▶ Set exercise
Copy every line of the records below that holds the word "Online".

Dataset items:

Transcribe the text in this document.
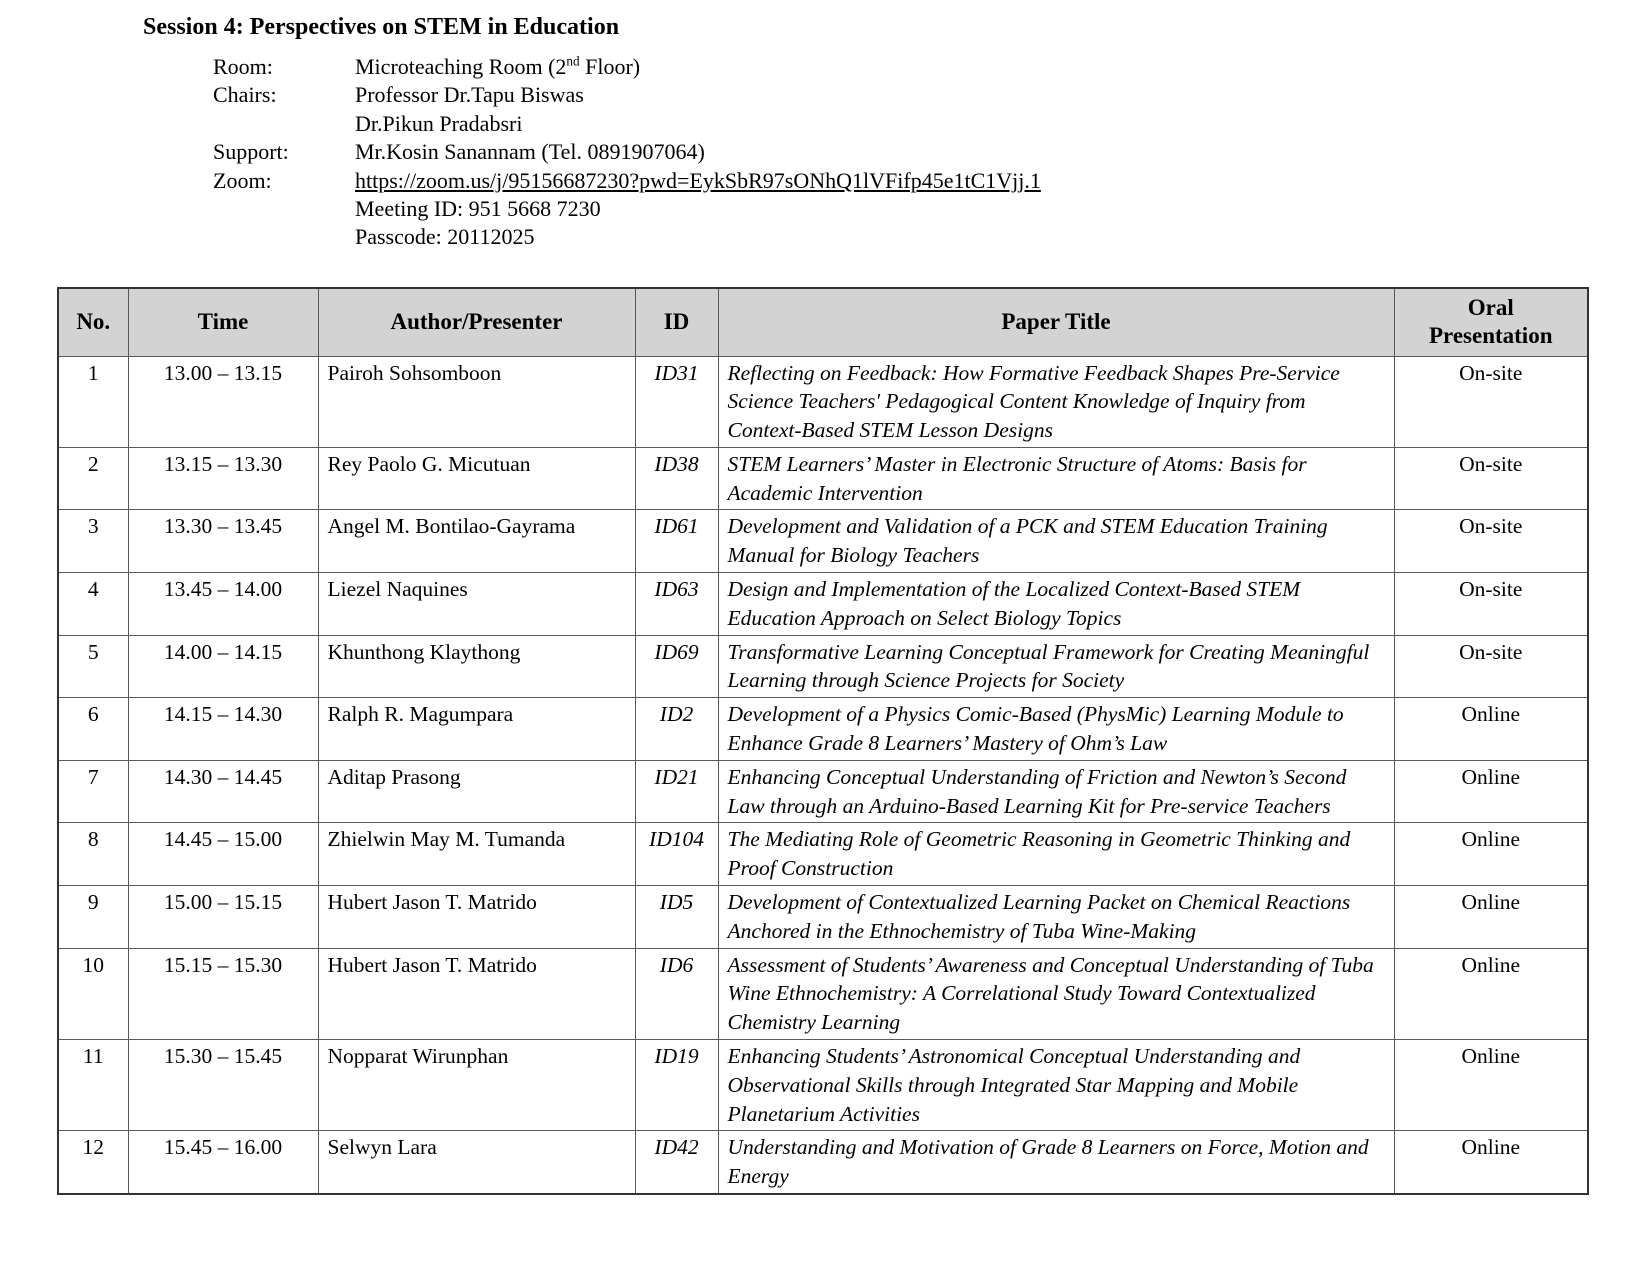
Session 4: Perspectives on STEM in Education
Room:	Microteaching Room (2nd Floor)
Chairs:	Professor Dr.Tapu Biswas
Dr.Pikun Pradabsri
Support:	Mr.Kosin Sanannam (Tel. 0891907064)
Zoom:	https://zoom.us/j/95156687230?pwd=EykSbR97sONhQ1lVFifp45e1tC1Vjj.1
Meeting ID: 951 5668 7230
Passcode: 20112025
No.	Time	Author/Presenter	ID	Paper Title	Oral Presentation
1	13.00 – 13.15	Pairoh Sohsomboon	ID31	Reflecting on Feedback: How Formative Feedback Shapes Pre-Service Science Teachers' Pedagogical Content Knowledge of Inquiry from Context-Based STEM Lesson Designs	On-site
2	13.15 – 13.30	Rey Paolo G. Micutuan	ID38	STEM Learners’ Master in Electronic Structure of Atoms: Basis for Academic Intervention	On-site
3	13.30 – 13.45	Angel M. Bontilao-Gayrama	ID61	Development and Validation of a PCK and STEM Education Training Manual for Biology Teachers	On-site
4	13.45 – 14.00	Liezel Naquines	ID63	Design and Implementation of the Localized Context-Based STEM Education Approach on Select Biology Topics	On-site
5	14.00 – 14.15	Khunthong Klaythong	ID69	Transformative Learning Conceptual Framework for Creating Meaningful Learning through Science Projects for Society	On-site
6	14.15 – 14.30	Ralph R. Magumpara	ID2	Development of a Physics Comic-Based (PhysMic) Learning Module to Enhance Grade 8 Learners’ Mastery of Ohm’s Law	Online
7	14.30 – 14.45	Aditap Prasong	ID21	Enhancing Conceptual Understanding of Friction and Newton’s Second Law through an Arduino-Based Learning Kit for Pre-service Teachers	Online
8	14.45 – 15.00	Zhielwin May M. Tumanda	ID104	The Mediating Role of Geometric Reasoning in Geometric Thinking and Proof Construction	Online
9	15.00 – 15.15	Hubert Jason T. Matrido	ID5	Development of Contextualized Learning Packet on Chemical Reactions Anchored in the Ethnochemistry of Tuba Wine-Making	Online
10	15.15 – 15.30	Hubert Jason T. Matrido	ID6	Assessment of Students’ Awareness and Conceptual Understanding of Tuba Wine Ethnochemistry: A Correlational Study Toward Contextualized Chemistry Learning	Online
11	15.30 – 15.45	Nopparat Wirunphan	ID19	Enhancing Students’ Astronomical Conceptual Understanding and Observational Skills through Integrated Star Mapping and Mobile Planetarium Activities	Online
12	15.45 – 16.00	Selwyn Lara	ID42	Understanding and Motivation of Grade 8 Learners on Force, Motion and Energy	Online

▶ Answer to this problem
6	14.15 – 14.30	Ralph R. Magumpara	ID2	Development of a Physics Comic-Based (PhysMic) Learning Module to Enhance Grade 8 Learners’ Mastery of Ohm’s Law	Online
7	14.30 – 14.45	Aditap Prasong	ID21	Enhancing Conceptual Understanding of Friction and Newton’s Second Law through an Arduino-Based Learning Kit for Pre-service Teachers	Online
8	14.45 – 15.00	Zhielwin May M. Tumanda	ID104	The Mediating Role of Geometric Reasoning in Geometric Thinking and Proof Construction	Online
9	15.00 – 15.15	Hubert Jason T. Matrido	ID5	Development of Contextualized Learning Packet on Chemical Reactions Anchored in the Ethnochemistry of Tuba Wine-Making	Online
10	15.15 – 15.30	Hubert Jason T. Matrido	ID6	Assessment of Students’ Awareness and Conceptual Understanding of Tuba Wine Ethnochemistry: A Correlational Study Toward Contextualized Chemistry Learning	Online
11	15.30 – 15.45	Nopparat Wirunphan	ID19	Enhancing Students’ Astronomical Conceptual Understanding and Observational Skills through Integrated Star Mapping and Mobile Planetarium Activities	Online
12	15.45 – 16.00	Selwyn Lara	ID42	Understanding and Motivation of Grade 8 Learners on Force, Motion and Energy	Online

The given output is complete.